> _Stored rows_
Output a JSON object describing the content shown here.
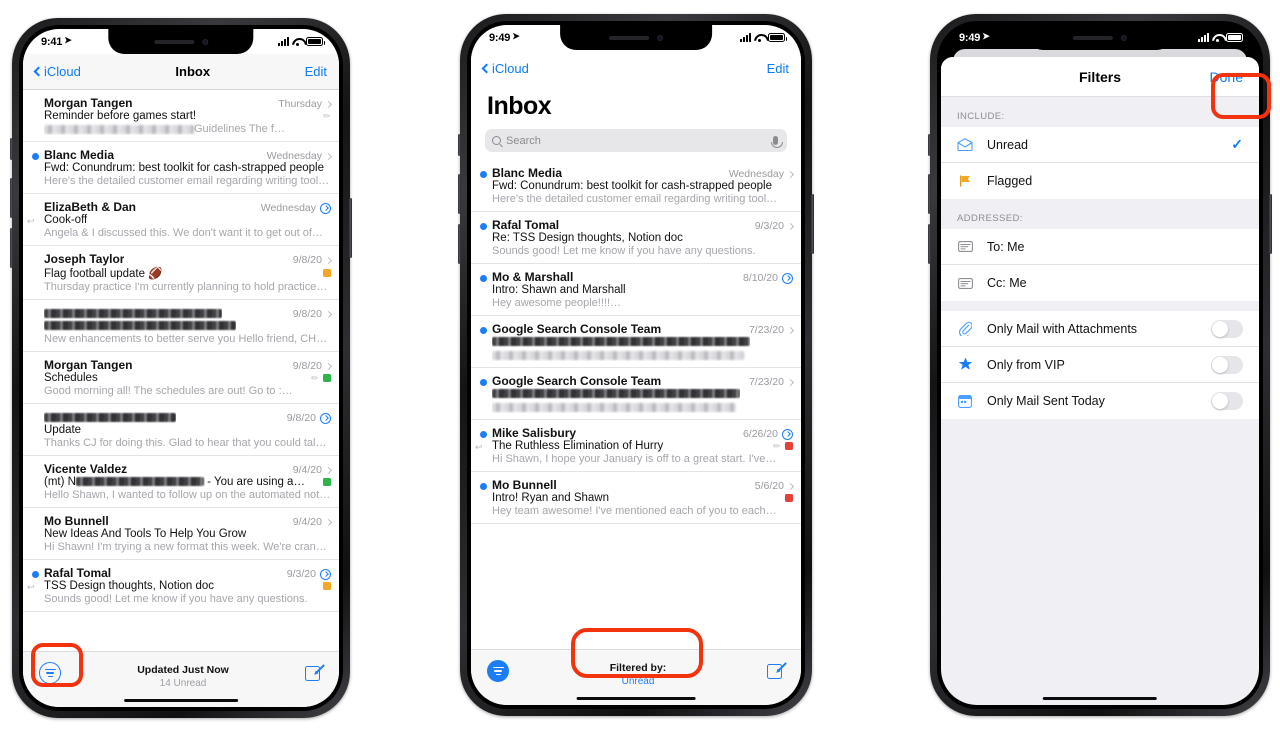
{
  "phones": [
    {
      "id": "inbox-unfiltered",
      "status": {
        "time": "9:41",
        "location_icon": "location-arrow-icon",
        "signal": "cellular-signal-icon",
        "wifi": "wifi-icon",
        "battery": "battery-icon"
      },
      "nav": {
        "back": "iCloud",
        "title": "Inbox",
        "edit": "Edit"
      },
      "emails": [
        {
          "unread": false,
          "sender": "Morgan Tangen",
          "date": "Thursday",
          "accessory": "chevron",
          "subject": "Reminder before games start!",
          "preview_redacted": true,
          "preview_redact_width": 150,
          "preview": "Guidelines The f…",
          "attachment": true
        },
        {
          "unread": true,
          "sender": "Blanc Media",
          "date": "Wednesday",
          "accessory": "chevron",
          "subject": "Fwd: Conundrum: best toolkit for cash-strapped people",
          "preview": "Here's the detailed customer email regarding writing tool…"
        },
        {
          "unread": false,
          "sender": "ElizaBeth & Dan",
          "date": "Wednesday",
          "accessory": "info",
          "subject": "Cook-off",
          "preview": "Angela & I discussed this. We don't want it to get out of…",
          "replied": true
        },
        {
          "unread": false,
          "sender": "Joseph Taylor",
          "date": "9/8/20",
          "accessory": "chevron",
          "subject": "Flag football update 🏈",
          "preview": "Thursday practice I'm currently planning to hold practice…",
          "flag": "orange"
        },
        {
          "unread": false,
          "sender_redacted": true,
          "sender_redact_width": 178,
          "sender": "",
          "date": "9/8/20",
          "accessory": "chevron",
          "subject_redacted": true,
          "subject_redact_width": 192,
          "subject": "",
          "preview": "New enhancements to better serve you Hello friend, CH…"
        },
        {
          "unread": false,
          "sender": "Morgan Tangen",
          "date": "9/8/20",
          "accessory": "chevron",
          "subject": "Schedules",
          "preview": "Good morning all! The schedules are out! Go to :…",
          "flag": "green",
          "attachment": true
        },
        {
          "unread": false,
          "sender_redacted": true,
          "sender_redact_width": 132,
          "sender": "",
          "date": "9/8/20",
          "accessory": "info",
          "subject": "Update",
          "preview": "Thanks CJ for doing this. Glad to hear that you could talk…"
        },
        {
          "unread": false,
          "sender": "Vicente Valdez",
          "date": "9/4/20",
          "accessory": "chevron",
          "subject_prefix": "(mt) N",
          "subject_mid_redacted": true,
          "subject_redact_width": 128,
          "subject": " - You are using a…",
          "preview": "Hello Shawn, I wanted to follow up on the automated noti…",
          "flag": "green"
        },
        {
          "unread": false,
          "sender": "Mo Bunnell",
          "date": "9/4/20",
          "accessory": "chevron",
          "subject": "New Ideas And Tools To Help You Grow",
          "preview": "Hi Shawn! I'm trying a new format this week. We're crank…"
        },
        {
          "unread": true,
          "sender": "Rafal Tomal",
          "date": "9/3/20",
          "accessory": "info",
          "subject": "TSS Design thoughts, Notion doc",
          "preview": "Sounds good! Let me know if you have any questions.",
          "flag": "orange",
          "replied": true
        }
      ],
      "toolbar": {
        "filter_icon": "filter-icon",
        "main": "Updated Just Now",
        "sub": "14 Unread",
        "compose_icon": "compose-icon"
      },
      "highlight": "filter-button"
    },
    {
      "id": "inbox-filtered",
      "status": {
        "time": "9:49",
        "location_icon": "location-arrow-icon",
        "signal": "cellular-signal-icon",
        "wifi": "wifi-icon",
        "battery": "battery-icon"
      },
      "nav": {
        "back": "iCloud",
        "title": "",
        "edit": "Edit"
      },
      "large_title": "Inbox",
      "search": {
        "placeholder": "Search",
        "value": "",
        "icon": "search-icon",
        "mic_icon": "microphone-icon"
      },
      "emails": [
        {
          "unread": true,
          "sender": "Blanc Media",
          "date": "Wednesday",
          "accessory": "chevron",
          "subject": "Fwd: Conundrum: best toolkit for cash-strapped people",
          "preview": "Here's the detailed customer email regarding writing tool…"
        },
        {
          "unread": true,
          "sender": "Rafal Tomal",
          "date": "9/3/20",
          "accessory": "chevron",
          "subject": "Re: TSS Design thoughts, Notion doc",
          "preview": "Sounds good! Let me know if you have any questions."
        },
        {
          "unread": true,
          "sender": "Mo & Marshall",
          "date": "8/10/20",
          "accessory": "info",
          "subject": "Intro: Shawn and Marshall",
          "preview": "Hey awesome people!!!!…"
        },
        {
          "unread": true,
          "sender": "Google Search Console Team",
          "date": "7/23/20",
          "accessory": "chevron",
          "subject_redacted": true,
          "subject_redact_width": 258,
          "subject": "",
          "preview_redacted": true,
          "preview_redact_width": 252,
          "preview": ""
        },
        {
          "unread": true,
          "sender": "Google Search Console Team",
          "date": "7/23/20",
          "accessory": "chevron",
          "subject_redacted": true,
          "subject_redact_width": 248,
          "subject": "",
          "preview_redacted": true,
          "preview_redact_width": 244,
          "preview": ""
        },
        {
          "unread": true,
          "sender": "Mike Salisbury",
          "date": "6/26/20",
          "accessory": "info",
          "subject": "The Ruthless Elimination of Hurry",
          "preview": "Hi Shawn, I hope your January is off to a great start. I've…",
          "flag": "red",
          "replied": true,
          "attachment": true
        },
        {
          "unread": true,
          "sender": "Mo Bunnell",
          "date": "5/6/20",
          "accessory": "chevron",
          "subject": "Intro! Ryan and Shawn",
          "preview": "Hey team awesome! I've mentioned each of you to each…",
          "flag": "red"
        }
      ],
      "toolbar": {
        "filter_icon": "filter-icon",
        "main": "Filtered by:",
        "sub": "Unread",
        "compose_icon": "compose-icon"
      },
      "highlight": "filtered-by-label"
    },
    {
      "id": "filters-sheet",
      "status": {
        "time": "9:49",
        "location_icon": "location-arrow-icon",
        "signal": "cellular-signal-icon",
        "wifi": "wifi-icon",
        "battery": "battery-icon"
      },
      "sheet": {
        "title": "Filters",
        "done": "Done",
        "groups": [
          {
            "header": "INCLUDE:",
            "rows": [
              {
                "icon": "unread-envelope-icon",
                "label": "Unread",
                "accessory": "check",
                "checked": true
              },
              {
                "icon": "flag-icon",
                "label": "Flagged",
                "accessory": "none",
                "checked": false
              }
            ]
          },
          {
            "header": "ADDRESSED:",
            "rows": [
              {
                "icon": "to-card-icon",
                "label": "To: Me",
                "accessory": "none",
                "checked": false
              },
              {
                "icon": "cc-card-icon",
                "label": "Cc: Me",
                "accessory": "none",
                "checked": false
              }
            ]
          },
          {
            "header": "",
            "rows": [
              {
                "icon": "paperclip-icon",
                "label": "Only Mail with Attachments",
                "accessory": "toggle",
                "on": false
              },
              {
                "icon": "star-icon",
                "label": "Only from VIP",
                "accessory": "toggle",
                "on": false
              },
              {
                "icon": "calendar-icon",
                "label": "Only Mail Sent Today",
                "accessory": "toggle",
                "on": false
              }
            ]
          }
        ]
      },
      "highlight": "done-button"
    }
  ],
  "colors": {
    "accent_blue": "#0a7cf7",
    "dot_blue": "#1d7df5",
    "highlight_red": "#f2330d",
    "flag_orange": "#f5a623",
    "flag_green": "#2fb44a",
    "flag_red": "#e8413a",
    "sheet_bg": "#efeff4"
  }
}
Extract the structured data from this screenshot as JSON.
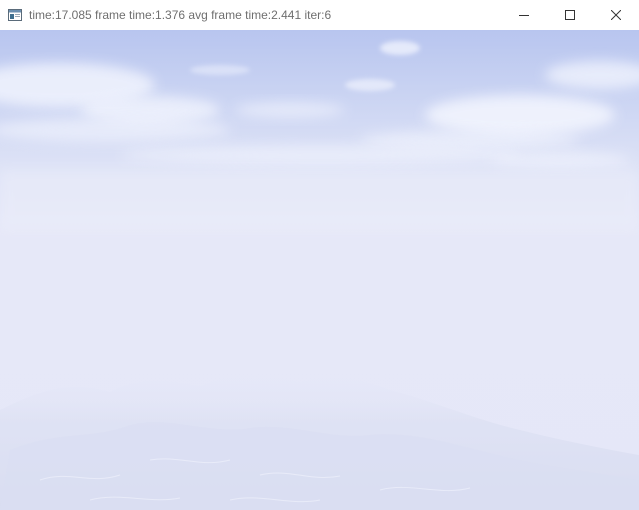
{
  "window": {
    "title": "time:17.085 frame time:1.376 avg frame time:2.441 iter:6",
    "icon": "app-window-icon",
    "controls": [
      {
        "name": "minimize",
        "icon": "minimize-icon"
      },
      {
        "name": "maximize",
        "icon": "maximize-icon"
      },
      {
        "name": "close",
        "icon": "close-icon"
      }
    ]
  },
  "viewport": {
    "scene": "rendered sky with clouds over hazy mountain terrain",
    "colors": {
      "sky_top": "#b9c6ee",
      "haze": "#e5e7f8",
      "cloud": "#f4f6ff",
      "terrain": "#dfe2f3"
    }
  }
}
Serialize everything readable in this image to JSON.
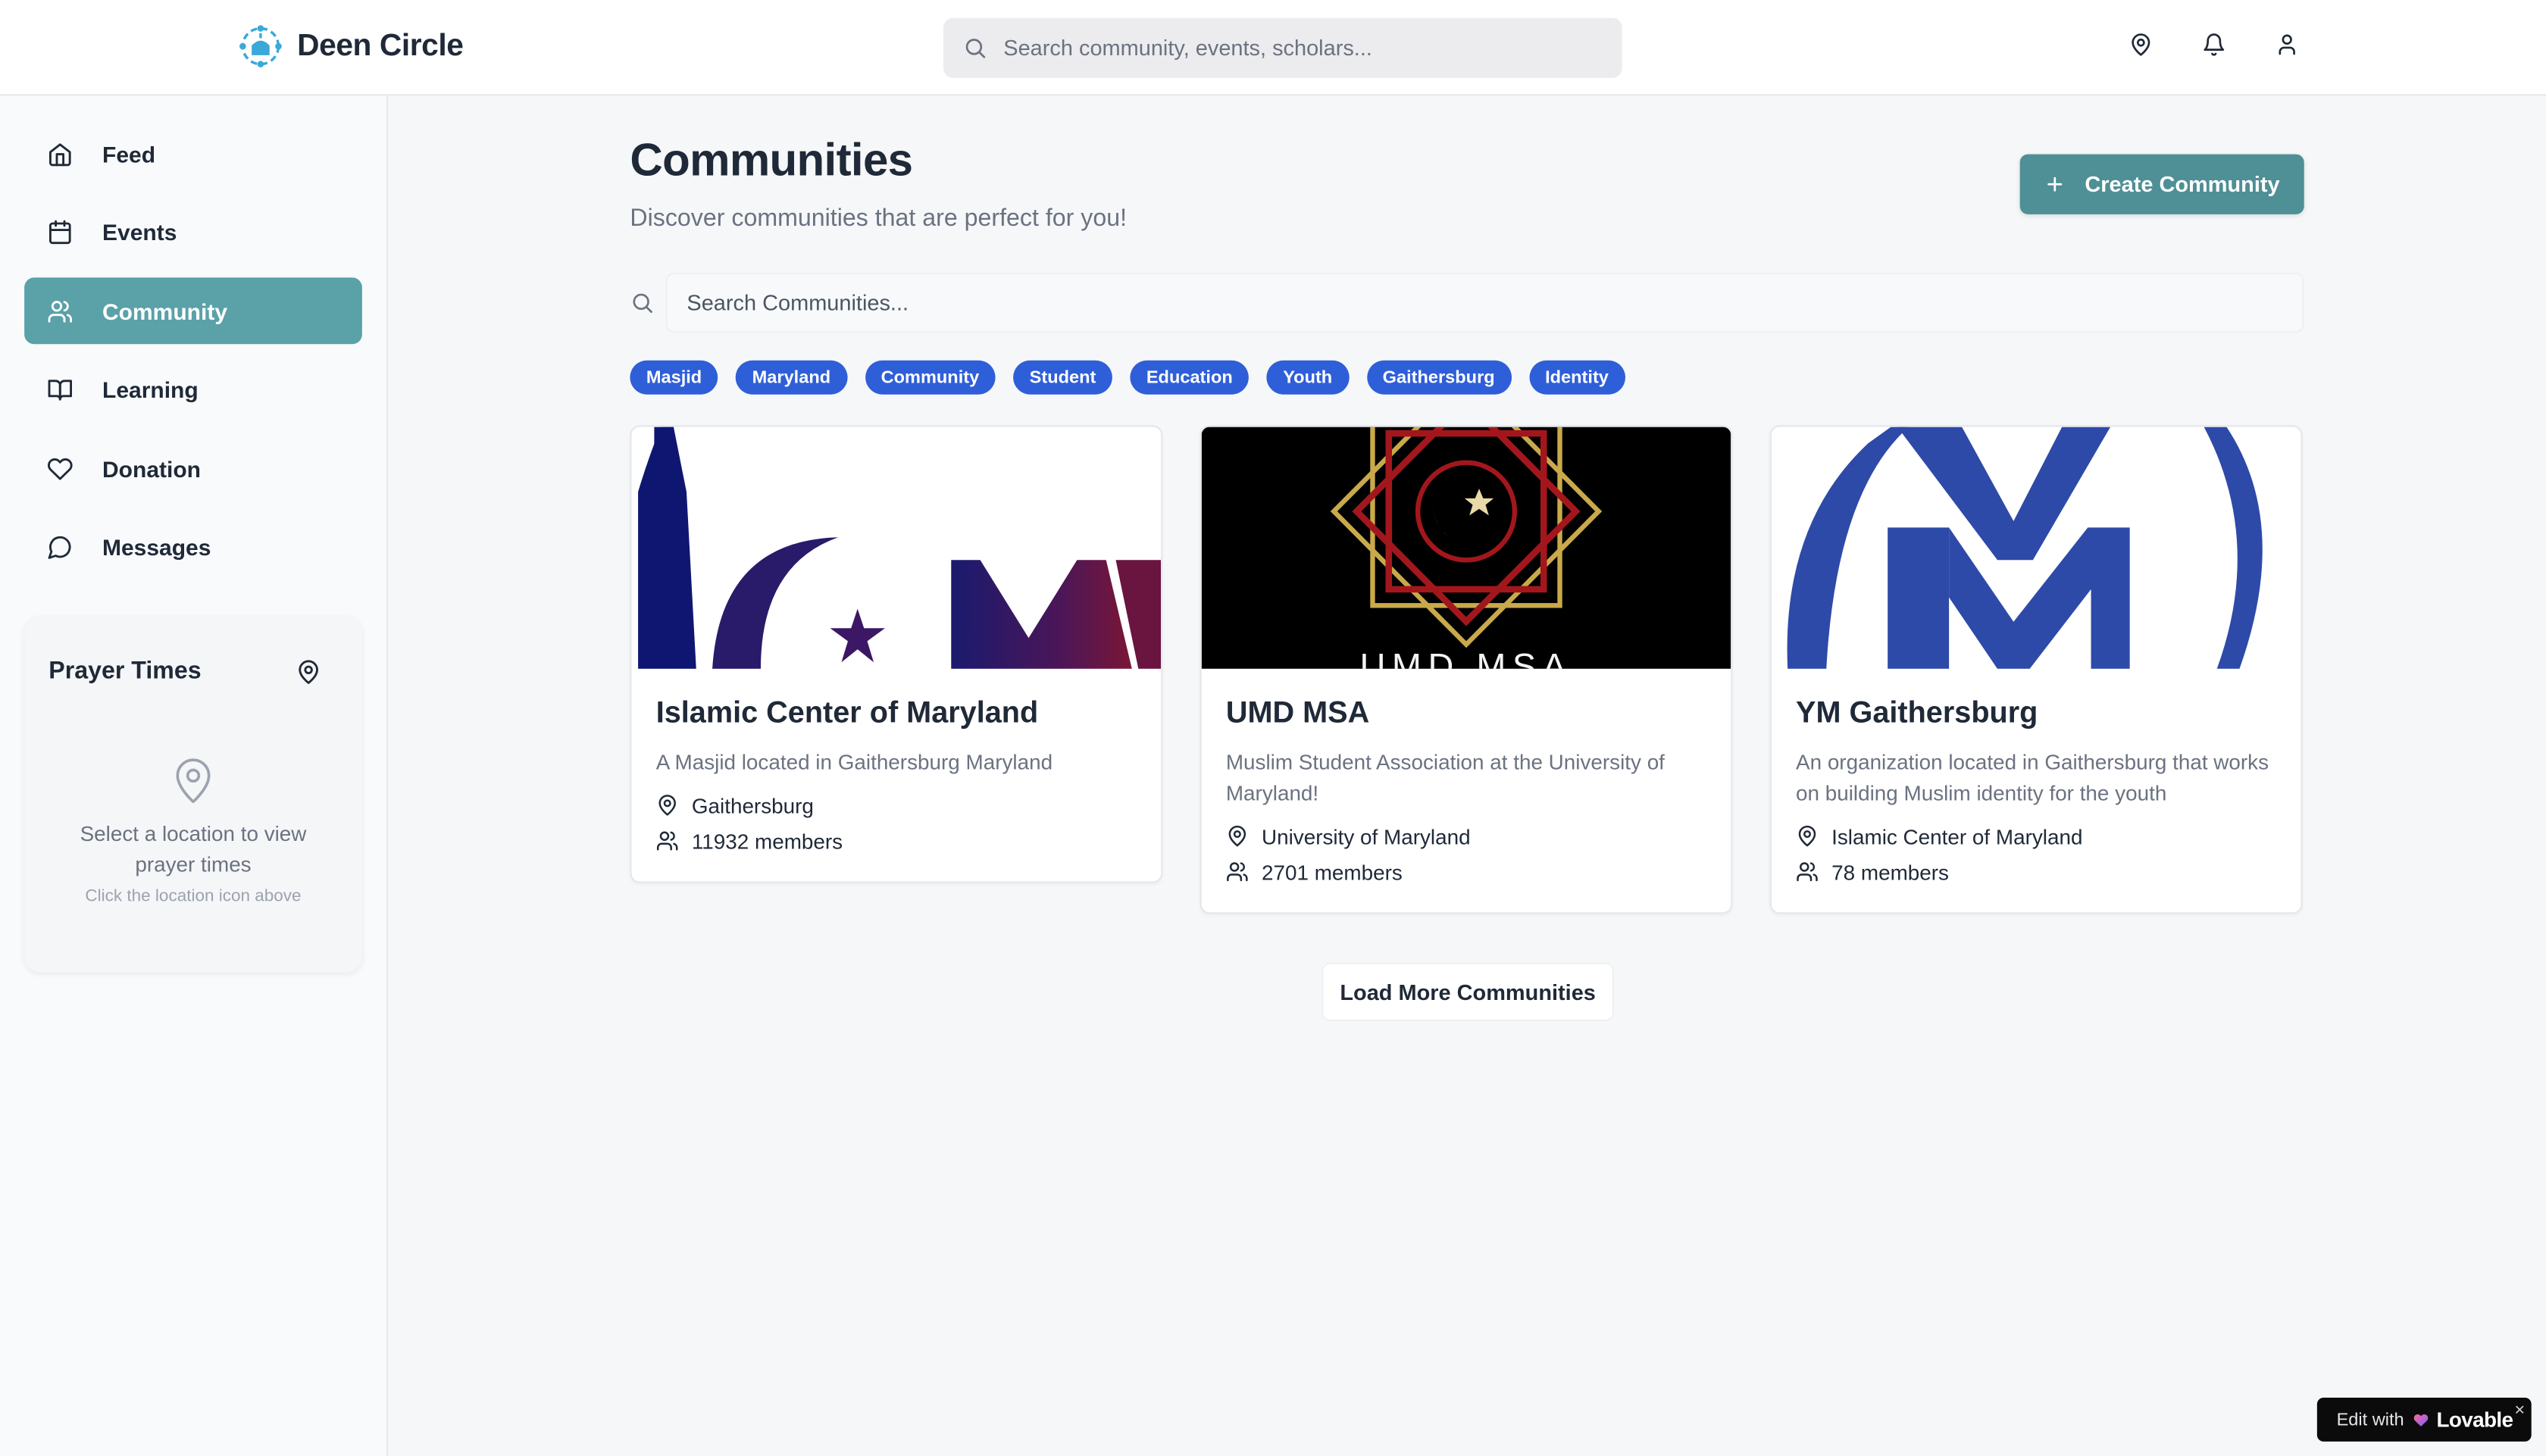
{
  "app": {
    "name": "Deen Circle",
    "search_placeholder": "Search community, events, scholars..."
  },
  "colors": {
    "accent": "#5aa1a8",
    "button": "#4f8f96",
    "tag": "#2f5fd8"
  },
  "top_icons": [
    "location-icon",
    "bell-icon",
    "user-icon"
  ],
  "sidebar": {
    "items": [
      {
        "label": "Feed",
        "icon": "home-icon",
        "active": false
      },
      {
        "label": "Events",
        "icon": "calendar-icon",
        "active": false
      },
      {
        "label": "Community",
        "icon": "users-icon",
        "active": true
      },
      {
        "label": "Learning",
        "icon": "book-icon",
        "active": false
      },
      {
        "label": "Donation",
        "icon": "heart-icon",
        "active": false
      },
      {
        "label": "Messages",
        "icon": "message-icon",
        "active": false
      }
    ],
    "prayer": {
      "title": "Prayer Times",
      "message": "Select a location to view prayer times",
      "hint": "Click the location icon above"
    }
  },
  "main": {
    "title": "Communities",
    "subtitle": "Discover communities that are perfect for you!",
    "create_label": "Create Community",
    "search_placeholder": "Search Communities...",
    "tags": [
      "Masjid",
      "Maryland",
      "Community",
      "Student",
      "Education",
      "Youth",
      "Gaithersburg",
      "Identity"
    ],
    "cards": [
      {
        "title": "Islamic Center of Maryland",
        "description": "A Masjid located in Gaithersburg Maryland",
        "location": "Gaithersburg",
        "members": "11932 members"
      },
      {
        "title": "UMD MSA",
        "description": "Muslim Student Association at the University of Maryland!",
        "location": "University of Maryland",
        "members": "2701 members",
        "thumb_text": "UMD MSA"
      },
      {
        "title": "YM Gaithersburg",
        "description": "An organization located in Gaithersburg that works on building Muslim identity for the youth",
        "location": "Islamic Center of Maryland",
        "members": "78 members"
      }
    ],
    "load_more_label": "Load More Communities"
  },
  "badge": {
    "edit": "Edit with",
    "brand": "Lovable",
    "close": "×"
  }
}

> _What the exercise asks_
Pick out the lines that include the word "button" and write them out.

> _Answer in full_
      "highlight": "filter-button"
      "highlight": "done-button"
    "button": "#4f8f96",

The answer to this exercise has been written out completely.